Return all of the entries exactly, with nothing added or left out.

━━━━━━━━

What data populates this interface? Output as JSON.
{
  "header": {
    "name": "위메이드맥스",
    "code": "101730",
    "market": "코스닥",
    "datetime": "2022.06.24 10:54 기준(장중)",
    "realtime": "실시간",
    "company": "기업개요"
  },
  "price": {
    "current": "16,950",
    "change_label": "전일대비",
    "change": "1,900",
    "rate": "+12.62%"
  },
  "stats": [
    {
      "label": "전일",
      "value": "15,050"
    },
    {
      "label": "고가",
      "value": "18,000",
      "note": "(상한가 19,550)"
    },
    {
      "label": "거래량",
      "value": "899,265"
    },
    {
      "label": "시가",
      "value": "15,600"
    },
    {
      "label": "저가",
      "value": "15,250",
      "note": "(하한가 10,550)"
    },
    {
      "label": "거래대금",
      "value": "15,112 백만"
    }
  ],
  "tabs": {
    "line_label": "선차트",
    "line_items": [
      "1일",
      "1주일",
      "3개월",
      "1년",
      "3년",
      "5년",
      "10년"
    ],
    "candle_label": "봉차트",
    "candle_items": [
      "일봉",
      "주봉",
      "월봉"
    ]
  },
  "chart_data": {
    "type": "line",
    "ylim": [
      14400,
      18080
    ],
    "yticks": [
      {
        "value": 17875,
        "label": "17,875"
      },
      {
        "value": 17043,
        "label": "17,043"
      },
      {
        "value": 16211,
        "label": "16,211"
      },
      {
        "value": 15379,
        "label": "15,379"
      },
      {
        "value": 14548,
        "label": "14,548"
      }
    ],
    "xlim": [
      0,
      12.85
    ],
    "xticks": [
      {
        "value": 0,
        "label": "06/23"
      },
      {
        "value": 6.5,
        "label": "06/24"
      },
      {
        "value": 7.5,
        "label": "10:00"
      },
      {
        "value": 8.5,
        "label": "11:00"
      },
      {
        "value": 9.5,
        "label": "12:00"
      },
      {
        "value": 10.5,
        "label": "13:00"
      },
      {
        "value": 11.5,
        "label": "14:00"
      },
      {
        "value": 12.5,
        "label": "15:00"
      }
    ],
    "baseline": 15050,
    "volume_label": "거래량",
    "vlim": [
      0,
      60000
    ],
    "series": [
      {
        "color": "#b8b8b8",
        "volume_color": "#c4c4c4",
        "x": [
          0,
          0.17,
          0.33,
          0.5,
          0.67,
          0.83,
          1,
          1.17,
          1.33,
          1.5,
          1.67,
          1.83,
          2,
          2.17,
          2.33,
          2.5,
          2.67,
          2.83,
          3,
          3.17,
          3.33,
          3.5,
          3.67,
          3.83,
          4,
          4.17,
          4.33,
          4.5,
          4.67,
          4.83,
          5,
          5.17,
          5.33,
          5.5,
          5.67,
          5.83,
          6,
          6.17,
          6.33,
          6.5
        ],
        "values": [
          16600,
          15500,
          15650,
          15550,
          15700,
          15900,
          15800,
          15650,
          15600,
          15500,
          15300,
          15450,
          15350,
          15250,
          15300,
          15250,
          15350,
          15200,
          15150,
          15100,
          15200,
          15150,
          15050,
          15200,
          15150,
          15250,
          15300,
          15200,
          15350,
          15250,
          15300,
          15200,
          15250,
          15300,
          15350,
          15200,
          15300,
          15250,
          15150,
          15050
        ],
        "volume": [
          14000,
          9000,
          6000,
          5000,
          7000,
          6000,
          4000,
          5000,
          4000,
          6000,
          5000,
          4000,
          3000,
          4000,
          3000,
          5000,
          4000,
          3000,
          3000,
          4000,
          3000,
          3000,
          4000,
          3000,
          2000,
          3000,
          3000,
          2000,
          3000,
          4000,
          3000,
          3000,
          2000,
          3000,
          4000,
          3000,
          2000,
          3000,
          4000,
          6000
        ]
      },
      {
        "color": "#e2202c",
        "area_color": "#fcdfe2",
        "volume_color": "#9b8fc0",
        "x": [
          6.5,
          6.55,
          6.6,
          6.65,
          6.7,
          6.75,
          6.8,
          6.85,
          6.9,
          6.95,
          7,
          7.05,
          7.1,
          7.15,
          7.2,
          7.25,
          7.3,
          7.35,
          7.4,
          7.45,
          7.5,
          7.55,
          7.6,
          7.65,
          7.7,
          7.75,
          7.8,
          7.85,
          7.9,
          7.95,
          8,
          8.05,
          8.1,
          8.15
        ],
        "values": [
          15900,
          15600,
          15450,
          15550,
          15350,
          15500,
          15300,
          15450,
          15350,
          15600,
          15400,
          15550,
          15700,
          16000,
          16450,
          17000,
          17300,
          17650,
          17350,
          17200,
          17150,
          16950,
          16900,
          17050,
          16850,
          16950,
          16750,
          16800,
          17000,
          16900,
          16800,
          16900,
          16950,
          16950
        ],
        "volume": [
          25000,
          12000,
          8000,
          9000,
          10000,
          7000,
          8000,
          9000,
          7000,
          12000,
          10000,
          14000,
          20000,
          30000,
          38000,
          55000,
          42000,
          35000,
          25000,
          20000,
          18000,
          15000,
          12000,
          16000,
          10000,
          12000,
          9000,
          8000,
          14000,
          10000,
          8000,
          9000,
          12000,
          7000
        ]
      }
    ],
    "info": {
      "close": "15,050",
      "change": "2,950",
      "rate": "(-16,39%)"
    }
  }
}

━━━━━━━━

** FULL RESPONSE **
What data populates this interface? Output as JSON.
{
  "header": {
    "name": "위메이드맥스",
    "code": "101730",
    "market": "코스닥",
    "datetime": "2022.06.24 10:54 기준(장중)",
    "realtime": "실시간",
    "company": "기업개요"
  },
  "price": {
    "current": "16,950",
    "change_label": "전일대비",
    "change": "1,900",
    "rate": "+12.62%"
  },
  "stats": [
    {
      "label": "전일",
      "value": "15,050"
    },
    {
      "label": "고가",
      "value": "18,000",
      "note": "(상한가 19,550)"
    },
    {
      "label": "거래량",
      "value": "899,265"
    },
    {
      "label": "시가",
      "value": "15,600"
    },
    {
      "label": "저가",
      "value": "15,250",
      "note": "(하한가 10,550)"
    },
    {
      "label": "거래대금",
      "value": "15,112 백만"
    }
  ],
  "tabs": {
    "line_label": "선차트",
    "line_items": [
      "1일",
      "1주일",
      "3개월",
      "1년",
      "3년",
      "5년",
      "10년"
    ],
    "candle_label": "봉차트",
    "candle_items": [
      "일봉",
      "주봉",
      "월봉"
    ]
  },
  "chart_data": {
    "type": "line",
    "ylim": [
      14400,
      18080
    ],
    "yticks": [
      {
        "value": 17875,
        "label": "17,875"
      },
      {
        "value": 17043,
        "label": "17,043"
      },
      {
        "value": 16211,
        "label": "16,211"
      },
      {
        "value": 15379,
        "label": "15,379"
      },
      {
        "value": 14548,
        "label": "14,548"
      }
    ],
    "xlim": [
      0,
      12.85
    ],
    "xticks": [
      {
        "value": 0,
        "label": "06/23"
      },
      {
        "value": 6.5,
        "label": "06/24"
      },
      {
        "value": 7.5,
        "label": "10:00"
      },
      {
        "value": 8.5,
        "label": "11:00"
      },
      {
        "value": 9.5,
        "label": "12:00"
      },
      {
        "value": 10.5,
        "label": "13:00"
      },
      {
        "value": 11.5,
        "label": "14:00"
      },
      {
        "value": 12.5,
        "label": "15:00"
      }
    ],
    "baseline": 15050,
    "volume_label": "거래량",
    "vlim": [
      0,
      60000
    ],
    "series": [
      {
        "color": "#b8b8b8",
        "volume_color": "#c4c4c4",
        "x": [
          0,
          0.17,
          0.33,
          0.5,
          0.67,
          0.83,
          1,
          1.17,
          1.33,
          1.5,
          1.67,
          1.83,
          2,
          2.17,
          2.33,
          2.5,
          2.67,
          2.83,
          3,
          3.17,
          3.33,
          3.5,
          3.67,
          3.83,
          4,
          4.17,
          4.33,
          4.5,
          4.67,
          4.83,
          5,
          5.17,
          5.33,
          5.5,
          5.67,
          5.83,
          6,
          6.17,
          6.33,
          6.5
        ],
        "values": [
          16600,
          15500,
          15650,
          15550,
          15700,
          15900,
          15800,
          15650,
          15600,
          15500,
          15300,
          15450,
          15350,
          15250,
          15300,
          15250,
          15350,
          15200,
          15150,
          15100,
          15200,
          15150,
          15050,
          15200,
          15150,
          15250,
          15300,
          15200,
          15350,
          15250,
          15300,
          15200,
          15250,
          15300,
          15350,
          15200,
          15300,
          15250,
          15150,
          15050
        ],
        "volume": [
          14000,
          9000,
          6000,
          5000,
          7000,
          6000,
          4000,
          5000,
          4000,
          6000,
          5000,
          4000,
          3000,
          4000,
          3000,
          5000,
          4000,
          3000,
          3000,
          4000,
          3000,
          3000,
          4000,
          3000,
          2000,
          3000,
          3000,
          2000,
          3000,
          4000,
          3000,
          3000,
          2000,
          3000,
          4000,
          3000,
          2000,
          3000,
          4000,
          6000
        ]
      },
      {
        "color": "#e2202c",
        "area_color": "#fcdfe2",
        "volume_color": "#9b8fc0",
        "x": [
          6.5,
          6.55,
          6.6,
          6.65,
          6.7,
          6.75,
          6.8,
          6.85,
          6.9,
          6.95,
          7,
          7.05,
          7.1,
          7.15,
          7.2,
          7.25,
          7.3,
          7.35,
          7.4,
          7.45,
          7.5,
          7.55,
          7.6,
          7.65,
          7.7,
          7.75,
          7.8,
          7.85,
          7.9,
          7.95,
          8,
          8.05,
          8.1,
          8.15
        ],
        "values": [
          15900,
          15600,
          15450,
          15550,
          15350,
          15500,
          15300,
          15450,
          15350,
          15600,
          15400,
          15550,
          15700,
          16000,
          16450,
          17000,
          17300,
          17650,
          17350,
          17200,
          17150,
          16950,
          16900,
          17050,
          16850,
          16950,
          16750,
          16800,
          17000,
          16900,
          16800,
          16900,
          16950,
          16950
        ],
        "volume": [
          25000,
          12000,
          8000,
          9000,
          10000,
          7000,
          8000,
          9000,
          7000,
          12000,
          10000,
          14000,
          20000,
          30000,
          38000,
          55000,
          42000,
          35000,
          25000,
          20000,
          18000,
          15000,
          12000,
          16000,
          10000,
          12000,
          9000,
          8000,
          14000,
          10000,
          8000,
          9000,
          12000,
          7000
        ]
      }
    ],
    "info": {
      "close": "15,050",
      "change": "2,950",
      "rate": "(-16,39%)"
    }
  }
}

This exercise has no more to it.